TASKS AND EXERCISES ::
**a)** In the account of visiting Tyntesfield, what covered the property during the first visit?
**b)** Carry on the account of the Tyntesfield visit from its last sentence.

This last weekend we visited my mother in Wiltshire. As is always the case we try to find something we can do with her while we are down there. She is 86, needs a wheelchair to get anywhere, but enjoys seeing things – she still has ‘all her marbles’!
About 18 months ago we all visited Tyntesfield near Bristol. This is a property saved around 5 or 6 years ago by the National Trust. It is ‘special’ as it is a ‘time capsule’ of late Victorian and early Edwardian life and architecture. It was the subject of an appeal to save it by the Trust with spectacular success.
It did however need some urgent repairs – in particular the roof and services. On our first visit this was being dealt with and the property was therefore completely covered in scaffolding (including a false roof) and mostly in accessible internally. It was the largest scaffolding job in the UK apparently!
However following the repair work the scaffolding came off this spring, so a visit was in order!
The difference is amazing, and the quality of the work carried out to the exterior is superb, However it is the interior that now offers so much to see.

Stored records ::
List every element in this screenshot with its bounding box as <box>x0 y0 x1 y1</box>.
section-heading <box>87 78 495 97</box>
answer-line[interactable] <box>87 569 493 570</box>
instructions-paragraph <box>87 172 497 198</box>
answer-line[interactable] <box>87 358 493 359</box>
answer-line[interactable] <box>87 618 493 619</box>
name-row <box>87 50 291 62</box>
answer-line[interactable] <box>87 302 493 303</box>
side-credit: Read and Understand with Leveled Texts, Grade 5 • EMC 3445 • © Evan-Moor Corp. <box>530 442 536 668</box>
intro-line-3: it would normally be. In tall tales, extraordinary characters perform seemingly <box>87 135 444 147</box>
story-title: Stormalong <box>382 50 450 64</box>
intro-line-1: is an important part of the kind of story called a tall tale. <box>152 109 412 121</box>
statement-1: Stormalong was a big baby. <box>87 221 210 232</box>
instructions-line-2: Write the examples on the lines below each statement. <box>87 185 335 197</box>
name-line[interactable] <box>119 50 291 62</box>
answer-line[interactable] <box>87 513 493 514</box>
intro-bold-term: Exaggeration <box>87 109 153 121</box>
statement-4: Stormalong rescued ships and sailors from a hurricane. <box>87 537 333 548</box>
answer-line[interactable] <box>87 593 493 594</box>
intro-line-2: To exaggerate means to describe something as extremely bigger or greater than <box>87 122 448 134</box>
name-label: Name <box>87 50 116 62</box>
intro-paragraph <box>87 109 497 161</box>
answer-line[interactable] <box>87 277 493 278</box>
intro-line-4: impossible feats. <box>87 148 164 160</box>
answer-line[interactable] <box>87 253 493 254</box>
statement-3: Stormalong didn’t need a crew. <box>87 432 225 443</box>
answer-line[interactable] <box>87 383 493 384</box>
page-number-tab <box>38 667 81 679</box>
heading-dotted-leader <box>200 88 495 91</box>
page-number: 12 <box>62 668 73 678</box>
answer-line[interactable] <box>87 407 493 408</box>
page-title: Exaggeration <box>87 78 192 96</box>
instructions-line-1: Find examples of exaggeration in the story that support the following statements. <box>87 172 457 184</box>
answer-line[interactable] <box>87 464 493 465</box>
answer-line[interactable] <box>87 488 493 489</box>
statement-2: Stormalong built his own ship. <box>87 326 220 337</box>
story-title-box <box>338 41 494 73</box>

RESULTS OF THE TASKS ::
**a)** Scaffolding, including a false roof.

**b)**
There are some fabulous Victorian features such as the fully automated scoring system for the billiards table, worked from buttons on the table linked to the electric score board!
Or the early ventilation system in the rooms (due to the use of gas lighting).
Or, my personal favorite, the glazing system and action in the kitchen garden green houses and orangery. Installed at the time of Queen Victorias 60th Jubilee and still working perfectly today. It also uses no putty, but is totally sealed still – the Victorians were amazing engineers!
It is well worth a look, if you are in the area drop in.
If you aren’t a National Trust member why not join while you are there?